**WORK TO COMPLETE:**
Find the string "this" in the records. Copy every line it appears in.
— start —
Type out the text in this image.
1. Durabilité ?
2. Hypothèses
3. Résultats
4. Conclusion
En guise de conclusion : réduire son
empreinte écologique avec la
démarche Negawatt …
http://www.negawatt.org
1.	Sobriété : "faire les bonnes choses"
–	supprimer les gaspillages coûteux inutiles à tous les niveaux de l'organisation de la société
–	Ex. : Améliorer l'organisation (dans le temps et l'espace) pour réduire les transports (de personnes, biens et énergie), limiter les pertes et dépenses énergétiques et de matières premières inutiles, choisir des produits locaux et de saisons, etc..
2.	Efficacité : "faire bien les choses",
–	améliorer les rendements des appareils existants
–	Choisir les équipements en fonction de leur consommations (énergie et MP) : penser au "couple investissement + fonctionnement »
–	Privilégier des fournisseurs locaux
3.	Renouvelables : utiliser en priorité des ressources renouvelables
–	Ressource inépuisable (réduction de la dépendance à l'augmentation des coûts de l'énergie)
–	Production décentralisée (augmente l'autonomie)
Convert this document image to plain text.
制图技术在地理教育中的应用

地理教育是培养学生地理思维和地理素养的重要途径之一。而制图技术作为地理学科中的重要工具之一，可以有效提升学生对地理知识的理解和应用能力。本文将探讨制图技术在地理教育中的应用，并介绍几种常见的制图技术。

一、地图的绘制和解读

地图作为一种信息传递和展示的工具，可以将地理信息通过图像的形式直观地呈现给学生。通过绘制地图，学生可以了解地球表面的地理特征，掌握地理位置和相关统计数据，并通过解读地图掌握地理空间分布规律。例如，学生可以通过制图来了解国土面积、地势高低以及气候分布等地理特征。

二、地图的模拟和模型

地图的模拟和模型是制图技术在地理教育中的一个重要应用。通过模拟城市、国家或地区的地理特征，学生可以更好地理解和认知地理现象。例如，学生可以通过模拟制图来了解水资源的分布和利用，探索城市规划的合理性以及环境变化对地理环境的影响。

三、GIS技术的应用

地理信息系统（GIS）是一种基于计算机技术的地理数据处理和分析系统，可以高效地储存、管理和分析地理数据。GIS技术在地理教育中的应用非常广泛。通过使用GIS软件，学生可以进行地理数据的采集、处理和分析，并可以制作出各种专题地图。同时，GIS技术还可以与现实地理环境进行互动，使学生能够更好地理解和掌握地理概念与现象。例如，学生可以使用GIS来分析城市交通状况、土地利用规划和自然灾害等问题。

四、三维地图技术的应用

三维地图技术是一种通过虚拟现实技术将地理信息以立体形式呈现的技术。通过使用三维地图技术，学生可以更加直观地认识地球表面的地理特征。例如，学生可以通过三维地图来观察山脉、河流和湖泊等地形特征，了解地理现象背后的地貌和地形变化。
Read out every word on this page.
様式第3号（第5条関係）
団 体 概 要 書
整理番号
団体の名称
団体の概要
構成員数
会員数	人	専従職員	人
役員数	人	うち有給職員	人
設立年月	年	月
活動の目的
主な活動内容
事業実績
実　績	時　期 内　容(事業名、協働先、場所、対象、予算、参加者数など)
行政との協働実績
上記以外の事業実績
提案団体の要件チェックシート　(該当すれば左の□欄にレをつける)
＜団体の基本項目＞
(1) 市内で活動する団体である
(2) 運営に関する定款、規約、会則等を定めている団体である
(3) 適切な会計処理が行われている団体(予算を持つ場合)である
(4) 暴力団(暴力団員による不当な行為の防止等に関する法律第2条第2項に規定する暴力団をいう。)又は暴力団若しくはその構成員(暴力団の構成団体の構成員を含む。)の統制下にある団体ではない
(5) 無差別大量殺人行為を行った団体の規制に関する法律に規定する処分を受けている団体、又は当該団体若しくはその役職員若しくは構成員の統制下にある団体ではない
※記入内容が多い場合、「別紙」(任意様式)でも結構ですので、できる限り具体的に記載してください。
— end —
**COMPLETED TASK:**
Type out the text in this image.
Convert this document image to plain text.
Read out every word on this page.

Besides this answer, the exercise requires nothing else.